# Provided entries
━━━━━━━━━━━━━━━━━━━━
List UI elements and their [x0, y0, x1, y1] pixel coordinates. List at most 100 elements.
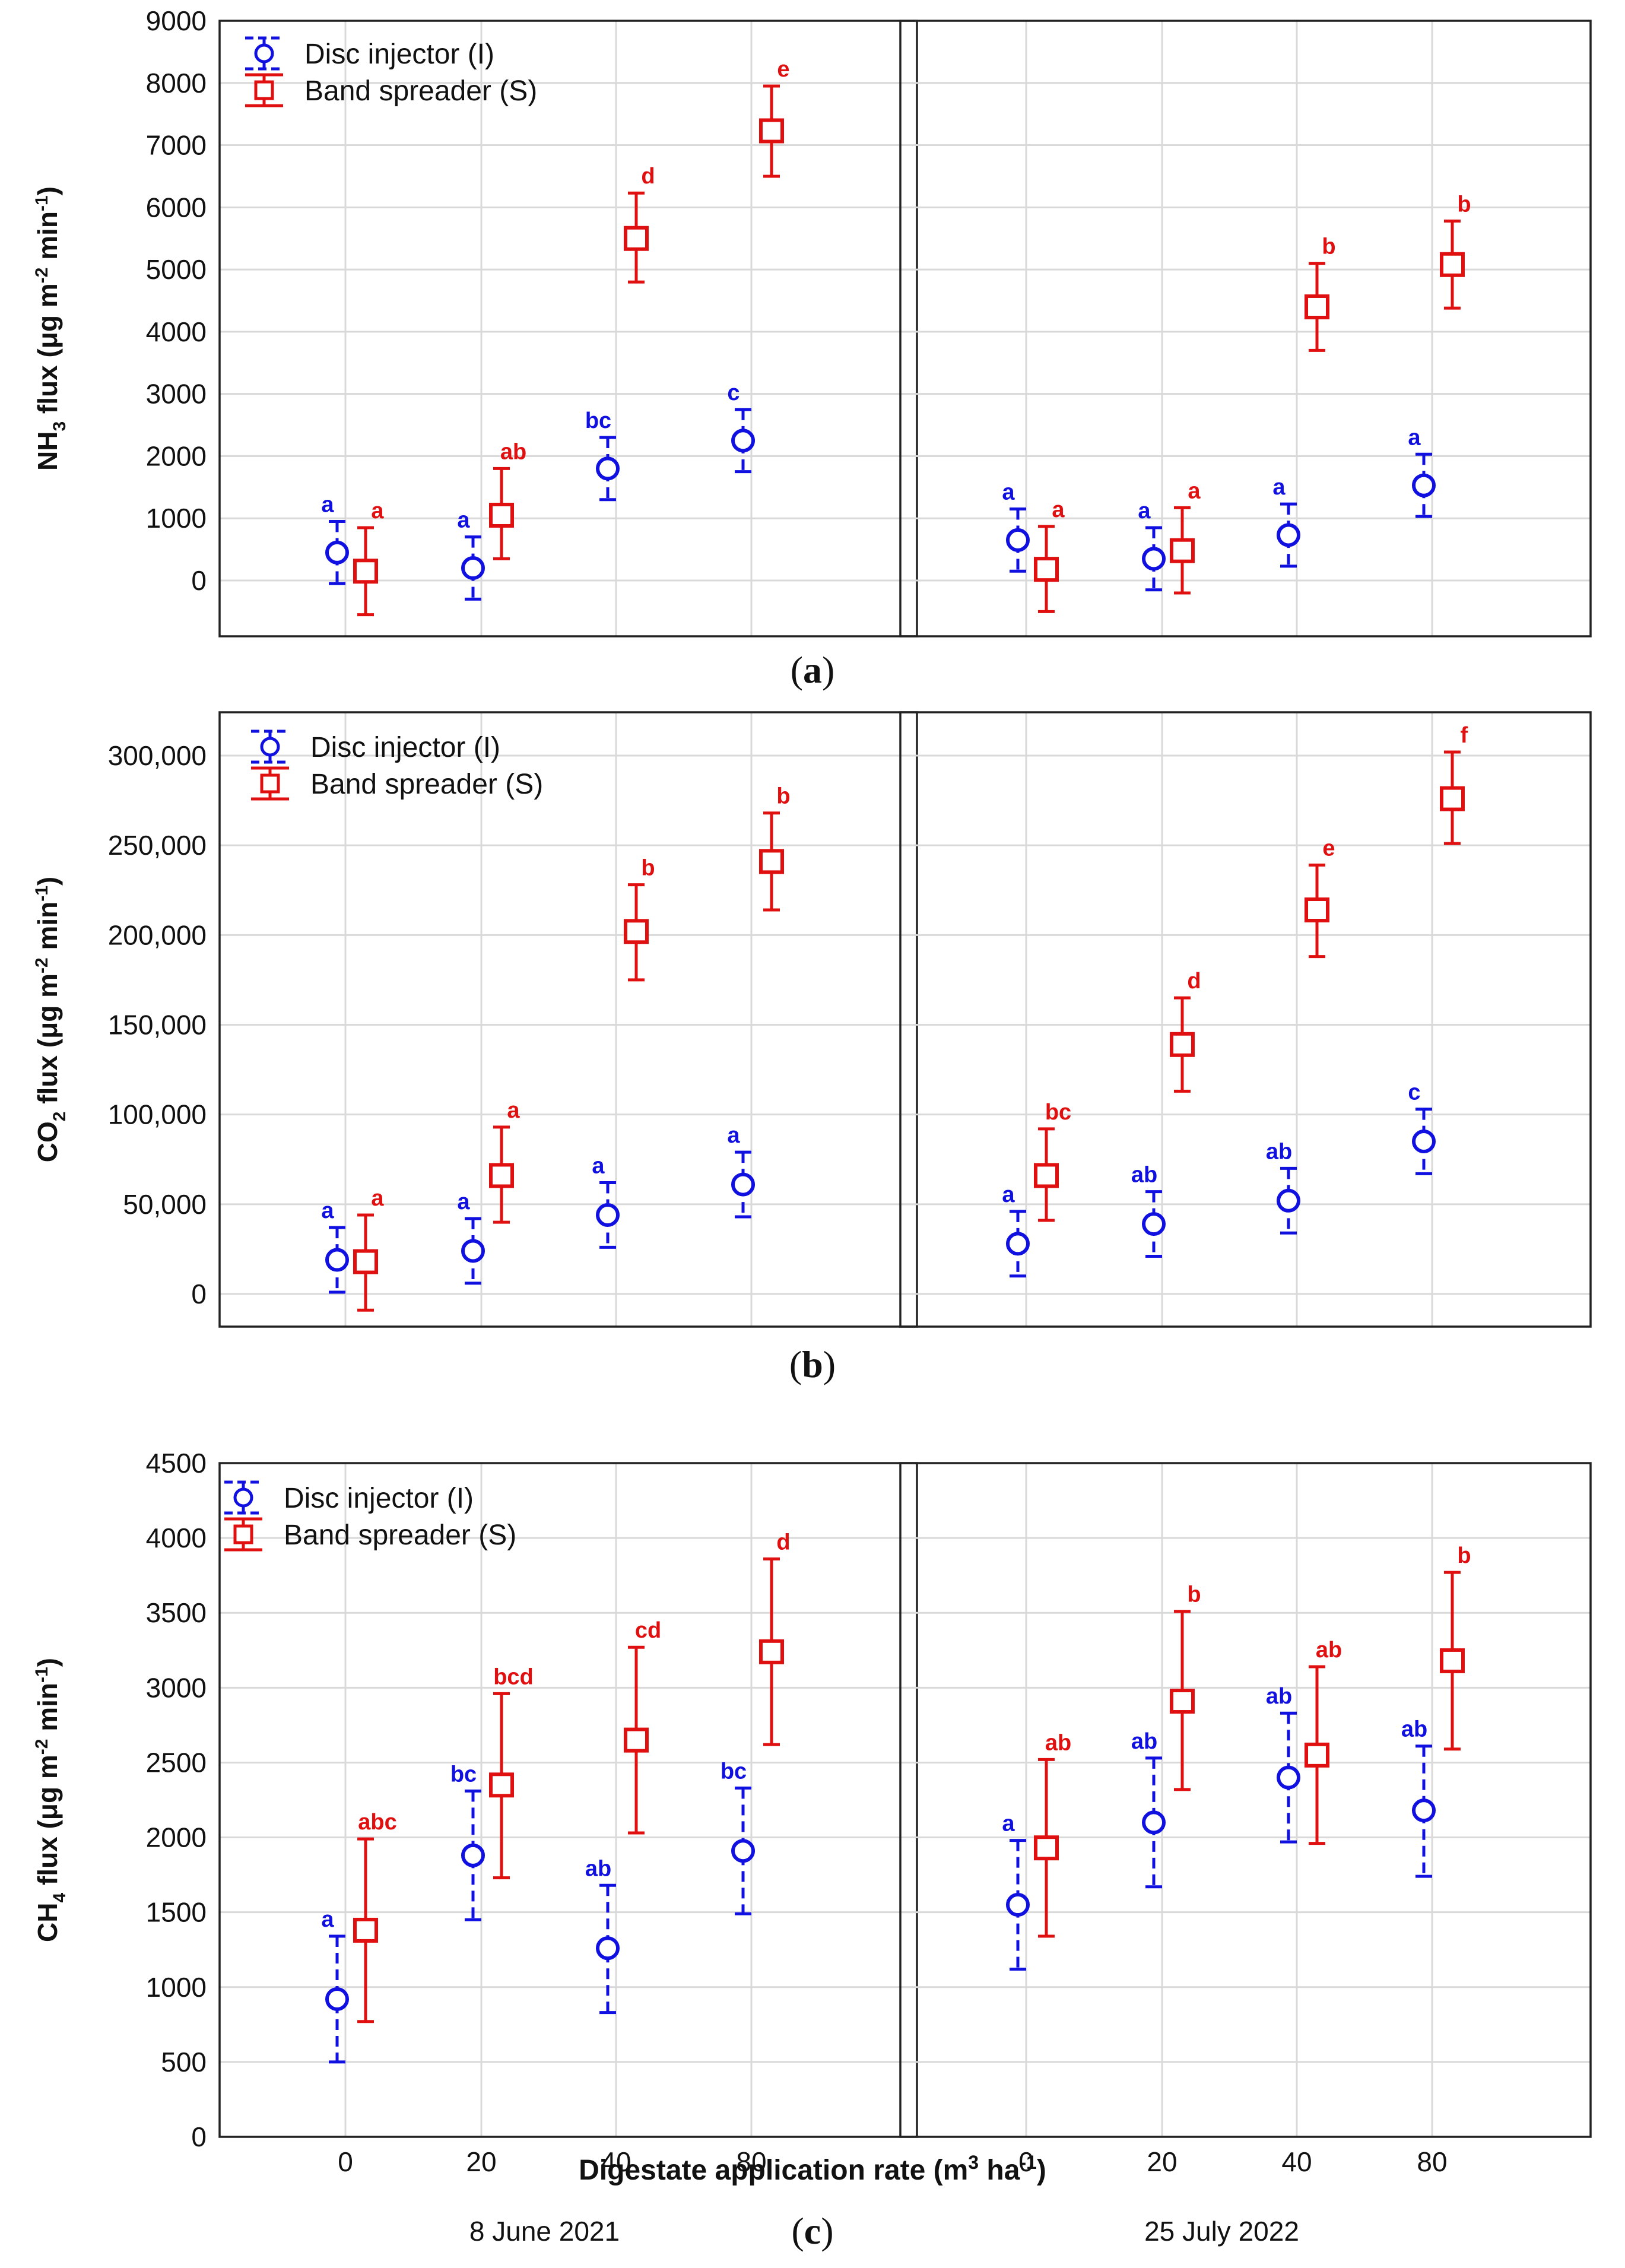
significance-letter: a: [1052, 497, 1065, 522]
significance-letter: a: [371, 499, 384, 524]
spreader-point: [489, 502, 514, 528]
y-tick-label: 300,000: [108, 740, 207, 771]
caption-letter: a: [803, 649, 822, 691]
injector-point: [1006, 1893, 1030, 1917]
y-tick-label: 5000: [146, 254, 207, 285]
significance-letter: c: [1408, 1080, 1420, 1105]
significance-letter: ab: [1266, 1684, 1292, 1709]
x-axis-title-part: -1: [1020, 2152, 1036, 2173]
y-axis-label-part: flux (μg m: [32, 1755, 63, 1893]
x-tick-label: 0: [338, 2146, 353, 2177]
significance-letter: a: [1002, 1812, 1015, 1836]
injector-point: [461, 556, 485, 581]
spreader-point: [624, 919, 649, 944]
significance-letter: b: [1322, 234, 1335, 259]
legend-spreader-marker: [254, 80, 274, 100]
significance-letter: a: [321, 1198, 334, 1223]
y-axis-label-part: 2: [50, 1112, 69, 1122]
spreader-point: [1305, 897, 1329, 923]
y-tick-label: 7000: [146, 130, 207, 161]
significance-letter: a: [371, 1186, 384, 1211]
legend-spreader-label: Band spreader (S): [304, 75, 537, 107]
significance-letter: abc: [358, 1810, 396, 1835]
panel-frame: [218, 20, 918, 637]
spreader-point: [759, 118, 784, 144]
y-axis-label-part: min: [32, 902, 63, 958]
significance-letter: bc: [1045, 1100, 1071, 1125]
y-tick-label: 6000: [146, 192, 207, 223]
y-tick-label: 2000: [146, 440, 207, 471]
spreader-point: [1440, 252, 1465, 277]
significance-letter: ab: [1131, 1729, 1157, 1754]
y-axis-label-part: flux (μg m: [32, 283, 63, 421]
significance-letter: b: [1187, 1582, 1201, 1607]
panel-date-label: 25 July 2022: [1144, 2216, 1299, 2247]
y-tick-label: 50,000: [123, 1189, 207, 1220]
significance-letter: b: [1457, 1543, 1471, 1568]
y-tick-label: 4000: [146, 316, 207, 347]
x-axis-title: Digestate application rate (m3 ha-1): [579, 2152, 1046, 2186]
panel-frame: [899, 1462, 1592, 2138]
injector-point: [461, 1843, 485, 1867]
y-tick-label: 4500: [146, 1448, 207, 1479]
x-tick-label: 80: [736, 2146, 766, 2177]
panel-caption: (b): [789, 1343, 836, 1385]
x-tick-label: 20: [466, 2146, 496, 2177]
legend-injector-marker: [233, 1487, 253, 1508]
y-axis-label: CO2 flux (μg m-2 min-1): [32, 877, 69, 1163]
injector-point: [1142, 1810, 1166, 1835]
y-axis-label-part: ): [32, 877, 63, 886]
panel-a-2: a a a a a a b b: [899, 20, 1592, 637]
injector-point: [1277, 1765, 1300, 1790]
y-axis-label-part: -1: [32, 195, 52, 211]
x-axis-title-part: Digestate application rate (m: [579, 2155, 968, 2186]
y-axis-label-part: flux (μg m: [32, 973, 63, 1112]
y-tick-label: 250,000: [108, 830, 207, 861]
legend-spreader-marker: [233, 1524, 253, 1544]
significance-letter: c: [727, 380, 739, 405]
caption-close: ): [823, 1343, 836, 1385]
legend-injector-label: Disc injector (I): [304, 39, 494, 70]
spreader-point: [1170, 1689, 1195, 1714]
significance-letter: a: [727, 1123, 740, 1148]
injector-point: [461, 1239, 485, 1263]
injector-point: [596, 456, 620, 481]
injector-point: [1142, 1212, 1166, 1236]
y-tick-label: 1000: [146, 1972, 207, 2003]
y-axis-label: CH4 flux (μg m-2 min-1): [32, 1658, 69, 1942]
chart-c: 050010001500200025003000350040004500CH4 …: [32, 1448, 1592, 2252]
x-tick-label: 40: [1281, 2146, 1312, 2177]
significance-letter: a: [1188, 478, 1201, 503]
y-axis-label-part: -1: [32, 1667, 52, 1683]
significance-letter: d: [1187, 969, 1201, 994]
y-tick-label: 100,000: [108, 1099, 207, 1130]
significance-letter: ab: [500, 439, 526, 464]
significance-letter: d: [641, 164, 655, 189]
spreader-point: [1034, 557, 1059, 582]
spreader-point: [489, 1772, 514, 1798]
x-tick-label: 20: [1147, 2146, 1177, 2177]
y-axis-label-part: ): [32, 1658, 63, 1667]
caption-open: (: [791, 649, 803, 691]
injector-point: [325, 1248, 349, 1272]
spreader-point: [353, 559, 378, 584]
significance-letter: ab: [585, 1856, 611, 1881]
significance-letter: ab: [1316, 1638, 1342, 1663]
y-axis-label-part: -2: [32, 1739, 52, 1755]
panel-frame: [218, 711, 918, 1328]
legend-spreader-label: Band spreader (S): [310, 769, 543, 800]
legend-injector-label: Disc injector (I): [310, 732, 500, 763]
y-tick-label: 3000: [146, 1672, 207, 1703]
spreader-point: [1440, 786, 1465, 811]
spreader-point: [624, 226, 649, 251]
y-tick-label: 3000: [146, 379, 207, 410]
caption-close: ): [821, 2210, 833, 2252]
legend: Disc injector (I) Band spreader (S): [224, 1480, 516, 1552]
injector-point: [1412, 1798, 1436, 1823]
panel-frame: [218, 1462, 918, 2138]
x-tick-label: 80: [1417, 2146, 1447, 2177]
injector-point: [731, 1839, 755, 1863]
injector-point: [1412, 473, 1436, 497]
injector-point: [1006, 1232, 1030, 1256]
━━━━━━━━━━━━━━━━━━━━
# What to produce
Render the full listing above as a Markdown table with the columns "Row" and "Entry," omitting blank lines and leaving out the pictures.

# Exercise solution
| Row | Entry |
|---|---|
| 1 | List UI elements and their [x0, y0, x1, y1] pixel coordinates. List at most 100 elements. |
| 2 | significance-letter: a: [1052, 497, 1065, 522] |
| 3 | significance-letter: a: [371, 499, 384, 524] |
| 4 | spreader-point: [489, 502, 514, 528] |
| 5 | y-tick-label: 300,000: [108, 740, 207, 771] |
| 6 | caption-letter: a: [803, 649, 822, 691] |
| 7 | injector-point: [1006, 1893, 1030, 1917] |
| 8 | y-tick-label: 5000: [146, 254, 207, 285] |
| 9 | significance-letter: c: [1408, 1080, 1420, 1105] |
| 10 | significance-letter: ab: [1266, 1684, 1292, 1709] |
| 11 | x-axis-title-part: -1: [1020, 2152, 1036, 2173] |
| 12 | y-axis-label-part: flux (μg m: [32, 1755, 63, 1893] |
| 13 | x-tick-label: 0: [338, 2146, 353, 2177] |
| 14 | significance-letter: a: [1002, 1812, 1015, 1836] |
| 15 | injector-point: [461, 556, 485, 581] |
| 16 | spreader-point: [624, 919, 649, 944] |
| 17 | significance-letter: b: [1322, 234, 1335, 259] |
| 18 | legend-spreader-marker: [254, 80, 274, 100] |
| 19 | significance-letter: a: [321, 1198, 334, 1223] |
| 20 | y-axis-label-part: 2: [50, 1112, 69, 1122] |
| 21 | spreader-point: [1305, 897, 1329, 923] |
| 22 | y-tick-label: 7000: [146, 130, 207, 161] |
| 23 | significance-letter: a: [371, 1186, 384, 1211] |
| 24 | legend-spreader-label: Band spreader (S): [304, 75, 537, 107] |
| 25 | significance-letter: abc: [358, 1810, 396, 1835] |
| 26 | panel-frame: [218, 20, 918, 637] |
| 27 | spreader-point: [759, 118, 784, 144] |
| 28 | y-axis-label-part: min: [32, 902, 63, 958] |
| 29 | significance-letter: bc: [1045, 1100, 1071, 1125] |
| 30 | y-tick-label: 6000: [146, 192, 207, 223] |
| 31 | y-tick-label: 2000: [146, 440, 207, 471] |
| 32 | spreader-point: [1440, 252, 1465, 277] |
| 33 | significance-letter: ab: [1131, 1729, 1157, 1754] |
| 34 | y-axis-label-part: flux (μg m: [32, 283, 63, 421] |
| 35 | significance-letter: b: [1187, 1582, 1201, 1607] |
| 36 | panel-date-label: 25 July 2022: [1144, 2216, 1299, 2247] |
| 37 | y-tick-label: 50,000: [123, 1189, 207, 1220] |
| 38 | significance-letter: b: [1457, 1543, 1471, 1568] |
| 39 | y-tick-label: 4000: [146, 316, 207, 347] |
| 40 | x-axis-title: Digestate application rate (m3 ha-1): [579, 2152, 1046, 2186] |
| 41 | panel-frame: [899, 1462, 1592, 2138] |
| 42 | injector-point: [461, 1843, 485, 1867] |
| 43 | y-tick-label: 4500: [146, 1448, 207, 1479] |
| 44 | x-tick-label: 80: [736, 2146, 766, 2177] |
| 45 | panel-caption: (b): [789, 1343, 836, 1385] |
| 46 | x-tick-label: 20: [466, 2146, 496, 2177] |
| 47 | legend-injector-marker: [233, 1487, 253, 1508] |
| 48 | y-axis-label: CO2 flux (μg m-2 min-1): [32, 877, 69, 1163] |
| 49 | injector-point: [1142, 1810, 1166, 1835] |
| 50 | y-axis-label-part: ): [32, 877, 63, 886] |
| 51 | panel-a-2: a a a a a a b b: [899, 20, 1592, 637] |
| 52 | injector-point: [1277, 1765, 1300, 1790] |
| 53 | y-axis-label-part: -1: [32, 195, 52, 211] |
| 54 | x-axis-title-part: Digestate application rate (m: [579, 2155, 968, 2186] |
| 55 | y-axis-label-part: flux (μg m: [32, 973, 63, 1112] |
| 56 | y-tick-label: 250,000: [108, 830, 207, 861] |
| 57 | legend-spreader-marker: [233, 1524, 253, 1544] |
| 58 | significance-letter: c: [727, 380, 739, 405] |
| 59 | caption-close: ): [823, 1343, 836, 1385] |
| 60 | legend-injector-label: Disc injector (I): [304, 39, 494, 70] |
| 61 | spreader-point: [1170, 1689, 1195, 1714] |
| 62 | significance-letter: a: [727, 1123, 740, 1148] |
| 63 | injector-point: [461, 1239, 485, 1263] |
| 64 | injector-point: [596, 456, 620, 481] |
| 65 | injector-point: [1142, 1212, 1166, 1236] |
| 66 | y-tick-label: 1000: [146, 1972, 207, 2003] |
| 67 | y-axis-label: CH4 flux (μg m-2 min-1): [32, 1658, 69, 1942] |
| 68 | chart-c: 050010001500200025003000350040004500CH4 …: [32, 1448, 1592, 2252] |
| 69 | x-tick-label: 40: [1281, 2146, 1312, 2177] |
| 70 | significance-letter: a: [1188, 478, 1201, 503] |
| 71 | y-axis-label-part: -1: [32, 1667, 52, 1683] |
| 72 | significance-letter: d: [1187, 969, 1201, 994] |
| 73 | y-tick-label: 100,000: [108, 1099, 207, 1130] |
| 74 | significance-letter: ab: [500, 439, 526, 464] |
| 75 | significance-letter: d: [641, 164, 655, 189] |
| 76 | spreader-point: [1034, 557, 1059, 582] |
| 77 | spreader-point: [489, 1772, 514, 1798] |
| 78 | x-tick-label: 20: [1147, 2146, 1177, 2177] |
| 79 | y-axis-label-part: ): [32, 1658, 63, 1667] |
| 80 | caption-open: (: [791, 649, 803, 691] |
| 81 | injector-point: [325, 1248, 349, 1272] |
| 82 | spreader-point: [353, 559, 378, 584] |
| 83 | significance-letter: ab: [585, 1856, 611, 1881] |
| 84 | significance-letter: ab: [1316, 1638, 1342, 1663] |
| 85 | y-axis-label-part: -2: [32, 1739, 52, 1755] |
| 86 | panel-frame: [218, 711, 918, 1328] |
| 87 | legend-spreader-label: Band spreader (S): [310, 769, 543, 800] |
| 88 | legend-injector-label: Disc injector (I): [310, 732, 500, 763] |
| 89 | y-tick-label: 3000: [146, 1672, 207, 1703] |
| 90 | spreader-point: [1440, 786, 1465, 811] |
| 91 | spreader-point: [624, 226, 649, 251] |
| 92 | y-tick-label: 3000: [146, 379, 207, 410] |
| 93 | caption-close: ): [821, 2210, 833, 2252] |
| 94 | legend: Disc injector (I) Band spreader (S): [224, 1480, 516, 1552] |
| 95 | injector-point: [1412, 1798, 1436, 1823] |
| 96 | panel-frame: [218, 1462, 918, 2138] |
| 97 | x-tick-label: 80: [1417, 2146, 1447, 2177] |
| 98 | injector-point: [731, 1839, 755, 1863] |
| 99 | injector-point: [1412, 473, 1436, 497] |
| 100 | injector-point: [1006, 1232, 1030, 1256] |